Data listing
#####

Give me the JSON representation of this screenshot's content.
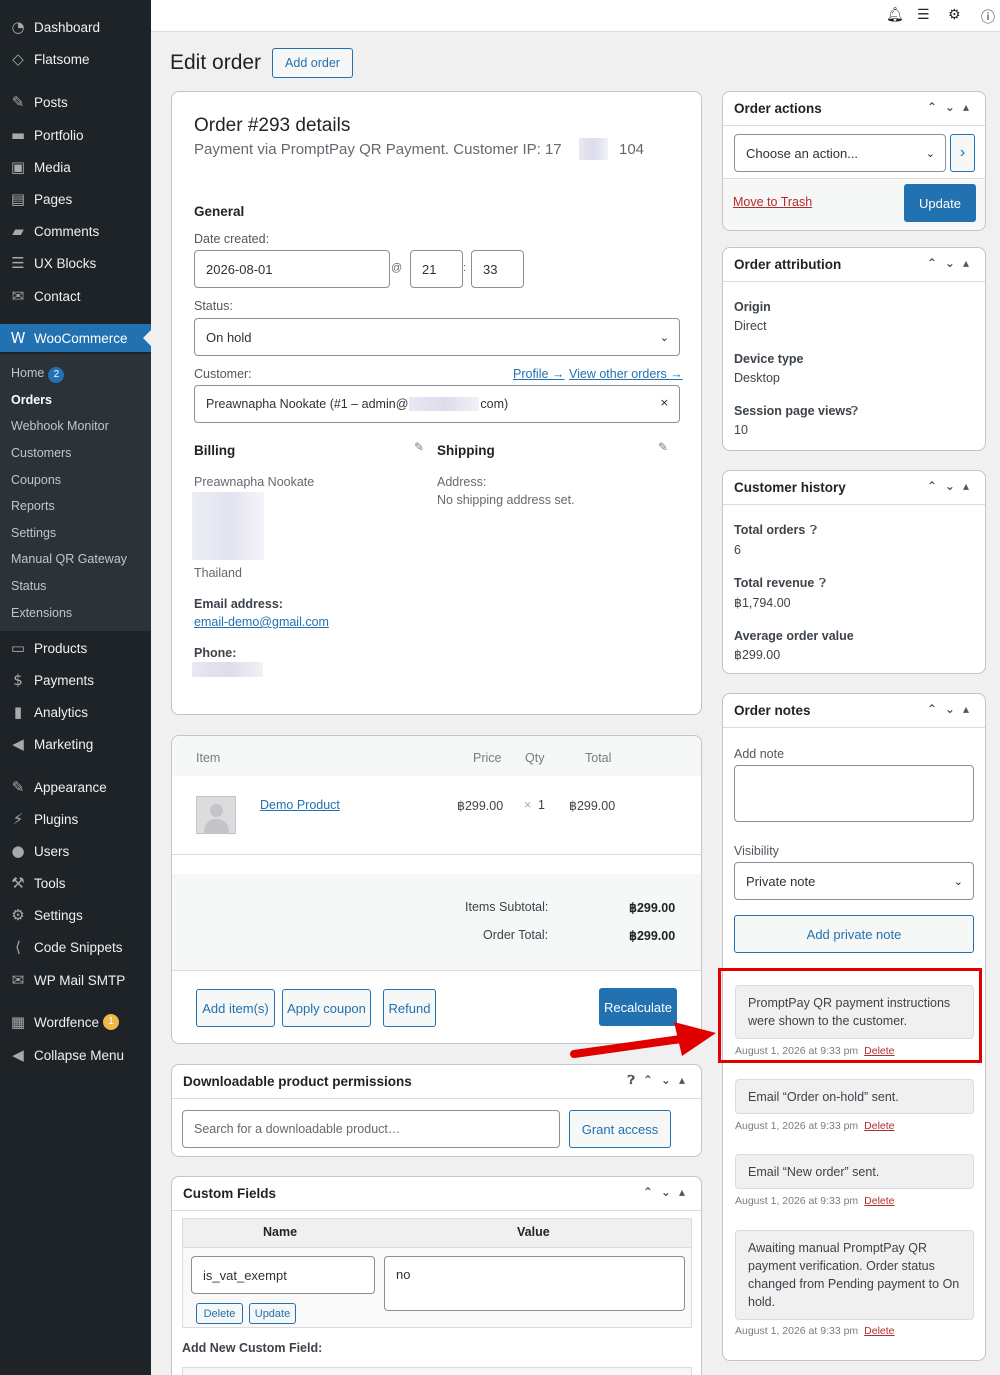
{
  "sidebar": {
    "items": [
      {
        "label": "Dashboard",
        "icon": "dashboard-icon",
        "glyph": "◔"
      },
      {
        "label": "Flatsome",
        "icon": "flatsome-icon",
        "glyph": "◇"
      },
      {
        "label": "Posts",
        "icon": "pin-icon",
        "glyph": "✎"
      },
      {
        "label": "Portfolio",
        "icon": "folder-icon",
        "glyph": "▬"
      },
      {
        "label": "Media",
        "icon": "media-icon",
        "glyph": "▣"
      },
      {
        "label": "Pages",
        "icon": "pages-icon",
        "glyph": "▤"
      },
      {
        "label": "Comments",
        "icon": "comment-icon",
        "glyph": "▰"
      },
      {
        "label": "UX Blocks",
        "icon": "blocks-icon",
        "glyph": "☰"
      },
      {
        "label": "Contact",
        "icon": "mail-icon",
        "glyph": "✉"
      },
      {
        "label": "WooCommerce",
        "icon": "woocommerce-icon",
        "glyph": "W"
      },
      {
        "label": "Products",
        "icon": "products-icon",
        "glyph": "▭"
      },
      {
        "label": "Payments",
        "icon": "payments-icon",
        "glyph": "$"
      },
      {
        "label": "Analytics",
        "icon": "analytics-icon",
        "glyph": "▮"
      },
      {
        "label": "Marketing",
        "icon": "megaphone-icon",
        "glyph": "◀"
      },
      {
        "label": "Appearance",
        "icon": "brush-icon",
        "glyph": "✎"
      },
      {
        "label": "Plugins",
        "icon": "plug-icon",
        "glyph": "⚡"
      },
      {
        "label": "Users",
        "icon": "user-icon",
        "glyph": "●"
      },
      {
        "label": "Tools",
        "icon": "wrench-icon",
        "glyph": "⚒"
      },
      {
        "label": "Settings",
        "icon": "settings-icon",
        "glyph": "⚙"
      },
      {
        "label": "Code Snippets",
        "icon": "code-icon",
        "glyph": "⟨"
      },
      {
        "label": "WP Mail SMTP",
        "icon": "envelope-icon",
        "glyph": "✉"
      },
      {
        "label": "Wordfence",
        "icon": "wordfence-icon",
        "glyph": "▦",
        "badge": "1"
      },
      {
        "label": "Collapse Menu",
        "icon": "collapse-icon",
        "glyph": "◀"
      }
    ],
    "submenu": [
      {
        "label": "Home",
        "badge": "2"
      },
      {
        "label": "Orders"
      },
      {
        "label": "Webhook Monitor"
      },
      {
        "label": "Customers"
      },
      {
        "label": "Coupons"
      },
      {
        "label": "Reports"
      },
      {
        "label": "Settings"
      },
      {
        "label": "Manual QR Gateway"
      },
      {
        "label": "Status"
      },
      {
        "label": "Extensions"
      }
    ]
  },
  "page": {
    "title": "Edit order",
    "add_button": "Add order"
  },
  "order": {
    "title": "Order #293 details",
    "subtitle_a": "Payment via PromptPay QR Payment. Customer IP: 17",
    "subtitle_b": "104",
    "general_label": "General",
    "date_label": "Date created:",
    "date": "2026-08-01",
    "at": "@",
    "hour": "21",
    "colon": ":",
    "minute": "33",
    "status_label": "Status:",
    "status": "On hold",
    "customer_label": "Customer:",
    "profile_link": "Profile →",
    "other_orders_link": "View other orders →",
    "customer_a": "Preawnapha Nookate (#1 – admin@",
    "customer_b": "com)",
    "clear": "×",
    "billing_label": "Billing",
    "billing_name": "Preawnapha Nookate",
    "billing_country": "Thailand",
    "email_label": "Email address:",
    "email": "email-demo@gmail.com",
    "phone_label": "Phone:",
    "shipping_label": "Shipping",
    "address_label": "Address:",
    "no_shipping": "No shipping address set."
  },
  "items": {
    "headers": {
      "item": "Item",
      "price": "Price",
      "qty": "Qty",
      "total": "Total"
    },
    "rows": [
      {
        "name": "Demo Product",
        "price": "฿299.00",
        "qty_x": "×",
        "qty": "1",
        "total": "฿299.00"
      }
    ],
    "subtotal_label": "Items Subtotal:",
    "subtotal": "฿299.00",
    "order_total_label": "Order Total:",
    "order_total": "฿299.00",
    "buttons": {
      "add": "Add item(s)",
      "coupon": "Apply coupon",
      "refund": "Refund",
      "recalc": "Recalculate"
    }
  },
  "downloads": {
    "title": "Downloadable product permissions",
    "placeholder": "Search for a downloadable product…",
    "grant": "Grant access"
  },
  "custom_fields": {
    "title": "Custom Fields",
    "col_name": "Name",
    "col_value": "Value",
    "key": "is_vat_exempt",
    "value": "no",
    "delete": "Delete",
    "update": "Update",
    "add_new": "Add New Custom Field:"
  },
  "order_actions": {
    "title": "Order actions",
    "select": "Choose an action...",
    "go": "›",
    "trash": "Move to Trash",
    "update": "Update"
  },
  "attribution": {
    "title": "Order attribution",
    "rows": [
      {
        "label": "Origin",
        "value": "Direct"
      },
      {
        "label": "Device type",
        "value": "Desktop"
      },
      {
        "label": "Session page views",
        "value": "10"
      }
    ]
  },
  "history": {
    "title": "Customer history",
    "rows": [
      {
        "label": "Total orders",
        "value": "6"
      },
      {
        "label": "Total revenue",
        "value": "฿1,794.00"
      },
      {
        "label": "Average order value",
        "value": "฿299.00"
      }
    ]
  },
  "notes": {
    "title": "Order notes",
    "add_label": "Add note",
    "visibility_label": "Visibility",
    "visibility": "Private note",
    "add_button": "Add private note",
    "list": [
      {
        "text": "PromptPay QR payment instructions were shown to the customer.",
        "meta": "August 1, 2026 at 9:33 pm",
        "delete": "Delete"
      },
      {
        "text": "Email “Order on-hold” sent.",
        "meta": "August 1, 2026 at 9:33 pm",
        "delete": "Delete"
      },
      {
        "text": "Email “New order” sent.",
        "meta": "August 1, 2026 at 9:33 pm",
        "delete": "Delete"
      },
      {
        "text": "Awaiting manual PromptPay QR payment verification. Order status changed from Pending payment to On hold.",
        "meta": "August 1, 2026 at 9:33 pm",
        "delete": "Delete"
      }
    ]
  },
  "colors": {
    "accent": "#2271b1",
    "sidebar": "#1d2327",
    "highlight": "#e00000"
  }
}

#####

• _Directions for this task_:
Each line above is to be copied verbatim. Drop any image from the copy.

• _Response_:
Give me the JSON representation of this screenshot's content.
{
  "sidebar": {
    "items": [
      {
        "label": "Dashboard",
        "icon": "dashboard-icon",
        "glyph": "◔"
      },
      {
        "label": "Flatsome",
        "icon": "flatsome-icon",
        "glyph": "◇"
      },
      {
        "label": "Posts",
        "icon": "pin-icon",
        "glyph": "✎"
      },
      {
        "label": "Portfolio",
        "icon": "folder-icon",
        "glyph": "▬"
      },
      {
        "label": "Media",
        "icon": "media-icon",
        "glyph": "▣"
      },
      {
        "label": "Pages",
        "icon": "pages-icon",
        "glyph": "▤"
      },
      {
        "label": "Comments",
        "icon": "comment-icon",
        "glyph": "▰"
      },
      {
        "label": "UX Blocks",
        "icon": "blocks-icon",
        "glyph": "☰"
      },
      {
        "label": "Contact",
        "icon": "mail-icon",
        "glyph": "✉"
      },
      {
        "label": "WooCommerce",
        "icon": "woocommerce-icon",
        "glyph": "W"
      },
      {
        "label": "Products",
        "icon": "products-icon",
        "glyph": "▭"
      },
      {
        "label": "Payments",
        "icon": "payments-icon",
        "glyph": "$"
      },
      {
        "label": "Analytics",
        "icon": "analytics-icon",
        "glyph": "▮"
      },
      {
        "label": "Marketing",
        "icon": "megaphone-icon",
        "glyph": "◀"
      },
      {
        "label": "Appearance",
        "icon": "brush-icon",
        "glyph": "✎"
      },
      {
        "label": "Plugins",
        "icon": "plug-icon",
        "glyph": "⚡"
      },
      {
        "label": "Users",
        "icon": "user-icon",
        "glyph": "●"
      },
      {
        "label": "Tools",
        "icon": "wrench-icon",
        "glyph": "⚒"
      },
      {
        "label": "Settings",
        "icon": "settings-icon",
        "glyph": "⚙"
      },
      {
        "label": "Code Snippets",
        "icon": "code-icon",
        "glyph": "⟨"
      },
      {
        "label": "WP Mail SMTP",
        "icon": "envelope-icon",
        "glyph": "✉"
      },
      {
        "label": "Wordfence",
        "icon": "wordfence-icon",
        "glyph": "▦",
        "badge": "1"
      },
      {
        "label": "Collapse Menu",
        "icon": "collapse-icon",
        "glyph": "◀"
      }
    ],
    "submenu": [
      {
        "label": "Home",
        "badge": "2"
      },
      {
        "label": "Orders"
      },
      {
        "label": "Webhook Monitor"
      },
      {
        "label": "Customers"
      },
      {
        "label": "Coupons"
      },
      {
        "label": "Reports"
      },
      {
        "label": "Settings"
      },
      {
        "label": "Manual QR Gateway"
      },
      {
        "label": "Status"
      },
      {
        "label": "Extensions"
      }
    ]
  },
  "page": {
    "title": "Edit order",
    "add_button": "Add order"
  },
  "order": {
    "title": "Order #293 details",
    "subtitle_a": "Payment via PromptPay QR Payment. Customer IP: 17",
    "subtitle_b": "104",
    "general_label": "General",
    "date_label": "Date created:",
    "date": "2026-08-01",
    "at": "@",
    "hour": "21",
    "colon": ":",
    "minute": "33",
    "status_label": "Status:",
    "status": "On hold",
    "customer_label": "Customer:",
    "profile_link": "Profile →",
    "other_orders_link": "View other orders →",
    "customer_a": "Preawnapha Nookate (#1 – admin@",
    "customer_b": "com)",
    "clear": "×",
    "billing_label": "Billing",
    "billing_name": "Preawnapha Nookate",
    "billing_country": "Thailand",
    "email_label": "Email address:",
    "email": "email-demo@gmail.com",
    "phone_label": "Phone:",
    "shipping_label": "Shipping",
    "address_label": "Address:",
    "no_shipping": "No shipping address set."
  },
  "items": {
    "headers": {
      "item": "Item",
      "price": "Price",
      "qty": "Qty",
      "total": "Total"
    },
    "rows": [
      {
        "name": "Demo Product",
        "price": "฿299.00",
        "qty_x": "×",
        "qty": "1",
        "total": "฿299.00"
      }
    ],
    "subtotal_label": "Items Subtotal:",
    "subtotal": "฿299.00",
    "order_total_label": "Order Total:",
    "order_total": "฿299.00",
    "buttons": {
      "add": "Add item(s)",
      "coupon": "Apply coupon",
      "refund": "Refund",
      "recalc": "Recalculate"
    }
  },
  "downloads": {
    "title": "Downloadable product permissions",
    "placeholder": "Search for a downloadable product…",
    "grant": "Grant access"
  },
  "custom_fields": {
    "title": "Custom Fields",
    "col_name": "Name",
    "col_value": "Value",
    "key": "is_vat_exempt",
    "value": "no",
    "delete": "Delete",
    "update": "Update",
    "add_new": "Add New Custom Field:"
  },
  "order_actions": {
    "title": "Order actions",
    "select": "Choose an action...",
    "go": "›",
    "trash": "Move to Trash",
    "update": "Update"
  },
  "attribution": {
    "title": "Order attribution",
    "rows": [
      {
        "label": "Origin",
        "value": "Direct"
      },
      {
        "label": "Device type",
        "value": "Desktop"
      },
      {
        "label": "Session page views",
        "value": "10"
      }
    ]
  },
  "history": {
    "title": "Customer history",
    "rows": [
      {
        "label": "Total orders",
        "value": "6"
      },
      {
        "label": "Total revenue",
        "value": "฿1,794.00"
      },
      {
        "label": "Average order value",
        "value": "฿299.00"
      }
    ]
  },
  "notes": {
    "title": "Order notes",
    "add_label": "Add note",
    "visibility_label": "Visibility",
    "visibility": "Private note",
    "add_button": "Add private note",
    "list": [
      {
        "text": "PromptPay QR payment instructions were shown to the customer.",
        "meta": "August 1, 2026 at 9:33 pm",
        "delete": "Delete"
      },
      {
        "text": "Email “Order on-hold” sent.",
        "meta": "August 1, 2026 at 9:33 pm",
        "delete": "Delete"
      },
      {
        "text": "Email “New order” sent.",
        "meta": "August 1, 2026 at 9:33 pm",
        "delete": "Delete"
      },
      {
        "text": "Awaiting manual PromptPay QR payment verification. Order status changed from Pending payment to On hold.",
        "meta": "August 1, 2026 at 9:33 pm",
        "delete": "Delete"
      }
    ]
  },
  "colors": {
    "accent": "#2271b1",
    "sidebar": "#1d2327",
    "highlight": "#e00000"
  }
}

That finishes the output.